**Task to complete:** Produce the listing below again, exactly as shown.

Items from a dataset:
**********

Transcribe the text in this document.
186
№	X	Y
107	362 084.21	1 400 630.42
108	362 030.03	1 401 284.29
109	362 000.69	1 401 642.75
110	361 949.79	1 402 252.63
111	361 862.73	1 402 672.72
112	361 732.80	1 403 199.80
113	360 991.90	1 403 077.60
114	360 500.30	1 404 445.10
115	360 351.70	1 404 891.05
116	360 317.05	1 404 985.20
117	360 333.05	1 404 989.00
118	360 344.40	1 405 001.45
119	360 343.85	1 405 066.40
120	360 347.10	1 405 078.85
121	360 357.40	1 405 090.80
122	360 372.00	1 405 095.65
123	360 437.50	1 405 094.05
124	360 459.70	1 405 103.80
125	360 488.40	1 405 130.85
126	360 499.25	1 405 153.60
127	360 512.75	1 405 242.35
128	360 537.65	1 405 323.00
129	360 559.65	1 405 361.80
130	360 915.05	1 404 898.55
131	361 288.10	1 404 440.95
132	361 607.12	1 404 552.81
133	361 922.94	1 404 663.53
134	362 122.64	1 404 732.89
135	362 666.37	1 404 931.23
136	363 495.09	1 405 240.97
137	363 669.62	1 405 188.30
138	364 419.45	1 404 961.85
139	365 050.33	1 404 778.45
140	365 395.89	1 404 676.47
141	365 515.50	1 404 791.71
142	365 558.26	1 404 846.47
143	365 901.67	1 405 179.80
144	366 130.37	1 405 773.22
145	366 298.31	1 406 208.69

**********

**Response for this exercise:**
Transcribe the text in this document.
186
№	X	Y
107	362 084.21	1 400 630.42
108	362 030.03	1 401 284.29
109	362 000.69	1 401 642.75
110	361 949.79	1 402 252.63
111	361 862.73	1 402 672.72
112	361 732.80	1 403 199.80
113	360 991.90	1 403 077.60
114	360 500.30	1 404 445.10
115	360 351.70	1 404 891.05
116	360 317.05	1 404 985.20
117	360 333.05	1 404 989.00
118	360 344.40	1 405 001.45
119	360 343.85	1 405 066.40
120	360 347.10	1 405 078.85
121	360 357.40	1 405 090.80
122	360 372.00	1 405 095.65
123	360 437.50	1 405 094.05
124	360 459.70	1 405 103.80
125	360 488.40	1 405 130.85
126	360 499.25	1 405 153.60
127	360 512.75	1 405 242.35
128	360 537.65	1 405 323.00
129	360 559.65	1 405 361.80
130	360 915.05	1 404 898.55
131	361 288.10	1 404 440.95
132	361 607.12	1 404 552.81
133	361 922.94	1 404 663.53
134	362 122.64	1 404 732.89
135	362 666.37	1 404 931.23
136	363 495.09	1 405 240.97
137	363 669.62	1 405 188.30
138	364 419.45	1 404 961.85
139	365 050.33	1 404 778.45
140	365 395.89	1 404 676.47
141	365 515.50	1 404 791.71
142	365 558.26	1 404 846.47
143	365 901.67	1 405 179.80
144	366 130.37	1 405 773.22
145	366 298.31	1 406 208.69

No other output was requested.